> Dataset rows:
════

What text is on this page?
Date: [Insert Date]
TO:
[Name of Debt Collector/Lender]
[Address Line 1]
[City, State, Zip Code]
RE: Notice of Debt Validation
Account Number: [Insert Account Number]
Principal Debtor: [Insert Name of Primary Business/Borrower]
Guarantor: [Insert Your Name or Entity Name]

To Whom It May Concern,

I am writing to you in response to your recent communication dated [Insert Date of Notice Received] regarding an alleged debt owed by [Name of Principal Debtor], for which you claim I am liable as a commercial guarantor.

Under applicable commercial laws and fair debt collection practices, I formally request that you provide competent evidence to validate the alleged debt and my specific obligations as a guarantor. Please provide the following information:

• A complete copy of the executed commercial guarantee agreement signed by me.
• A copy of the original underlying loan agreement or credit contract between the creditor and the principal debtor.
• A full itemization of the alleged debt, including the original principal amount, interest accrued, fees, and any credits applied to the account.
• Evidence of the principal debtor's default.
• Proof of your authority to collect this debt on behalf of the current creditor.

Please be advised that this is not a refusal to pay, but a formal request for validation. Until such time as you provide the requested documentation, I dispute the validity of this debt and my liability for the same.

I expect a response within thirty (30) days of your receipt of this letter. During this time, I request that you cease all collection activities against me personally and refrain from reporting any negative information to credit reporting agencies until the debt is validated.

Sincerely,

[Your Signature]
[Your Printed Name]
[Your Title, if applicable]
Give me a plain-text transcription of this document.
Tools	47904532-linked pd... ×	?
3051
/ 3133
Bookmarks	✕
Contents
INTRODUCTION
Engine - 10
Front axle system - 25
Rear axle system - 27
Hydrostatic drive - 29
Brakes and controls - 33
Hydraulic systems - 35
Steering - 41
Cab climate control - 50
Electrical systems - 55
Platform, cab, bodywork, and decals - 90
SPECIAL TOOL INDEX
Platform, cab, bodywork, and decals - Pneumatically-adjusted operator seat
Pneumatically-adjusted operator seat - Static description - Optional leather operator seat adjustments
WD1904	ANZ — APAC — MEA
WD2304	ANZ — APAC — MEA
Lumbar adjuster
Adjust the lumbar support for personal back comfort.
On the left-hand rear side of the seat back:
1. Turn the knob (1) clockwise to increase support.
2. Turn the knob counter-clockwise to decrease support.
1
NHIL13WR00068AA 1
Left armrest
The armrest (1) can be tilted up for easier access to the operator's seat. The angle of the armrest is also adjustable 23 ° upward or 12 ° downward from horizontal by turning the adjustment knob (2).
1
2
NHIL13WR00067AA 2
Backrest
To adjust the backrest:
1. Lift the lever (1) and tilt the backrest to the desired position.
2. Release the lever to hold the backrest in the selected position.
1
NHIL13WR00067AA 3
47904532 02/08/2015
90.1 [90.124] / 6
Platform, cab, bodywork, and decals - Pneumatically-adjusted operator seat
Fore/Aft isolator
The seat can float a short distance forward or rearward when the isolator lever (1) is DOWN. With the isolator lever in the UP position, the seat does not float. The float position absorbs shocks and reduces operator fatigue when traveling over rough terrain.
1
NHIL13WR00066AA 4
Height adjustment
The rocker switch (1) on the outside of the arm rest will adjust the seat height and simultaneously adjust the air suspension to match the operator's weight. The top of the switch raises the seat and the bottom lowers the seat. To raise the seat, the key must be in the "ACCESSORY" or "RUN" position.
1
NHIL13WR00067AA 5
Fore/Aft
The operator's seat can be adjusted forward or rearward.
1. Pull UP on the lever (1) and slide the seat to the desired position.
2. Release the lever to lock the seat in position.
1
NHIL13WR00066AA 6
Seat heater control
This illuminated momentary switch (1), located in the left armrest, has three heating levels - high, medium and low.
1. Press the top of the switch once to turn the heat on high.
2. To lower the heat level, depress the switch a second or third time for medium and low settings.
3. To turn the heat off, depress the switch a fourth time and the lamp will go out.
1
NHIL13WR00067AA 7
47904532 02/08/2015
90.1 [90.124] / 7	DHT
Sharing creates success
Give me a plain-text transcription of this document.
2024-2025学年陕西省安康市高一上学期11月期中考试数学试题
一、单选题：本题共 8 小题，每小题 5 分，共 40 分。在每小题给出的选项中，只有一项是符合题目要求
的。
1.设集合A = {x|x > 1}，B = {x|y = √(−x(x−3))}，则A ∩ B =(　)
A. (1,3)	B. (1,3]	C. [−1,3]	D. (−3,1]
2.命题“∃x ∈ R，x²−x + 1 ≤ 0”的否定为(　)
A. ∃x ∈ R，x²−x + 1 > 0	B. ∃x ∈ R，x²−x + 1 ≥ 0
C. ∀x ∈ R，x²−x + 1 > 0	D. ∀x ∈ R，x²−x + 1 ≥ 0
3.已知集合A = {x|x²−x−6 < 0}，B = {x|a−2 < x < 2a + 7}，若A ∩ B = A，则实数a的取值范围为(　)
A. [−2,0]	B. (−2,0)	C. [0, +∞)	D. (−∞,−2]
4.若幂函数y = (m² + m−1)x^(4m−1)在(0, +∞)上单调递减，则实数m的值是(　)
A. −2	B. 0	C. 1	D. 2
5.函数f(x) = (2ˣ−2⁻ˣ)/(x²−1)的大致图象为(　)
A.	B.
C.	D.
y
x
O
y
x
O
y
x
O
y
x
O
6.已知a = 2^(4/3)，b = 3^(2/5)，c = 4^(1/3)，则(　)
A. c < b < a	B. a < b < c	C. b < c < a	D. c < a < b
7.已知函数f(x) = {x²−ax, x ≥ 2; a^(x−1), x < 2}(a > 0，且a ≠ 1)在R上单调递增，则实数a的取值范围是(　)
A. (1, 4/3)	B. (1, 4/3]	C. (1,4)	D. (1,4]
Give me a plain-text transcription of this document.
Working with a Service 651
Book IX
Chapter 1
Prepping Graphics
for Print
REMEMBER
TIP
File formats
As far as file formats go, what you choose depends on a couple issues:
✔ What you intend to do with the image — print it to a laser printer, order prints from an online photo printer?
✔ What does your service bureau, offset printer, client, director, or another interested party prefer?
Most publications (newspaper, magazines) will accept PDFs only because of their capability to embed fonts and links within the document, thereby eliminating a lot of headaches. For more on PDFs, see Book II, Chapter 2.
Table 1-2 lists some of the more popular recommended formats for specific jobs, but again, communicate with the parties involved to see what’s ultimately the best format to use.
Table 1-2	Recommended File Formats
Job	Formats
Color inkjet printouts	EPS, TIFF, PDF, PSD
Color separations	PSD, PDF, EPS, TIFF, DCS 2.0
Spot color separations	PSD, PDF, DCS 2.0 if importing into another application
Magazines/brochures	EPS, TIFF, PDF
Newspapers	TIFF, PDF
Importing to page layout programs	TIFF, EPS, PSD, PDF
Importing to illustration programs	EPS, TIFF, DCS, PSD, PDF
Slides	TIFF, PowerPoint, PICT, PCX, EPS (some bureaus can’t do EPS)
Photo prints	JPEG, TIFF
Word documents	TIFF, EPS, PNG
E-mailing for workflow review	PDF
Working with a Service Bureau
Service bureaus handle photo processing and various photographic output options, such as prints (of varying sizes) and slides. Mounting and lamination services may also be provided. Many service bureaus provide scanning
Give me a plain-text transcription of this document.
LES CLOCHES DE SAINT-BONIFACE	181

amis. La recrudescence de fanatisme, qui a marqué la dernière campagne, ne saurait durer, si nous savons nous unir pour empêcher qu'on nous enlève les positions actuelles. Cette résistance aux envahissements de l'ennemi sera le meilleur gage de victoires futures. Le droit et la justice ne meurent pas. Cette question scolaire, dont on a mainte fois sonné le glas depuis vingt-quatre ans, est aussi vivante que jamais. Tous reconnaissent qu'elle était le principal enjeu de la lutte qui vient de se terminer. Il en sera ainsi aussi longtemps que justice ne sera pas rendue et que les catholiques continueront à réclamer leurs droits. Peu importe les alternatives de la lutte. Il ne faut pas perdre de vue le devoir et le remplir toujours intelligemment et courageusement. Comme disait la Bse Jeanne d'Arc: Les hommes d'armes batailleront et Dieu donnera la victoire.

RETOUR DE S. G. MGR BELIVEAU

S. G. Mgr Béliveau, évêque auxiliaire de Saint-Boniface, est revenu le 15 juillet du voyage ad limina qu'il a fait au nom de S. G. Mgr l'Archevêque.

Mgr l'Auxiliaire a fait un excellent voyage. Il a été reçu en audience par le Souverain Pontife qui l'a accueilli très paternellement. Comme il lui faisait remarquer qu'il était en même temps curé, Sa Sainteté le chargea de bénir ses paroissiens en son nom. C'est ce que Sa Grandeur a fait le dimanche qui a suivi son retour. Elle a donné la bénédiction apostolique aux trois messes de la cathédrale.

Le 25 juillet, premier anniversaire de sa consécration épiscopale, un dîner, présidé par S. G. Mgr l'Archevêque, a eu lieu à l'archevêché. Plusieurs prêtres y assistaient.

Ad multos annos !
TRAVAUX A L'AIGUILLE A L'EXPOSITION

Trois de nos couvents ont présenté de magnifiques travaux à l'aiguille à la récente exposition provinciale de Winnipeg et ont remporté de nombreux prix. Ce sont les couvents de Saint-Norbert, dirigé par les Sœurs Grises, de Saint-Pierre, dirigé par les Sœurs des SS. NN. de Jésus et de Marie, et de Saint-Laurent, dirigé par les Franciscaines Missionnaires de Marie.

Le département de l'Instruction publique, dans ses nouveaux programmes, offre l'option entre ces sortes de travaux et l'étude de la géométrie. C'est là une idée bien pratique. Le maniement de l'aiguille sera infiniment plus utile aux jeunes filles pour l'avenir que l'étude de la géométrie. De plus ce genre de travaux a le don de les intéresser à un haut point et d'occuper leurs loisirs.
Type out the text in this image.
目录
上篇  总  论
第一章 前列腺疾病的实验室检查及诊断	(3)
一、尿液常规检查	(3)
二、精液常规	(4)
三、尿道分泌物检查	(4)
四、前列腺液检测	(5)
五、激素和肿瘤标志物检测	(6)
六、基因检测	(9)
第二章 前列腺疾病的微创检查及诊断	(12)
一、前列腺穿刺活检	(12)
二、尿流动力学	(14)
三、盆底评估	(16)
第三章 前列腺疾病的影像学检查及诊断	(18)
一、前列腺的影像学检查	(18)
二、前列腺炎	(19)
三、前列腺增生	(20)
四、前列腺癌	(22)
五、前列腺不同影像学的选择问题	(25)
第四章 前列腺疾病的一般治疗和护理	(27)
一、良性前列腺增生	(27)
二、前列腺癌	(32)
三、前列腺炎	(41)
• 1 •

════

> TASK BRIEF:
Lines of the material that contain the word "such" are to be gathered.

> EXPECTED OUTPUT:
Please be advised that this is not a refusal to pay, but a formal request for validation. Until such time as you provide the requested documentation, I dispute the validity of this debt and my liability for the same.
Service bureaus handle photo processing and various photographic output options, such as prints (of varying sizes) and slides. Mounting and lamination services may also be provided. Many service bureaus provide scanning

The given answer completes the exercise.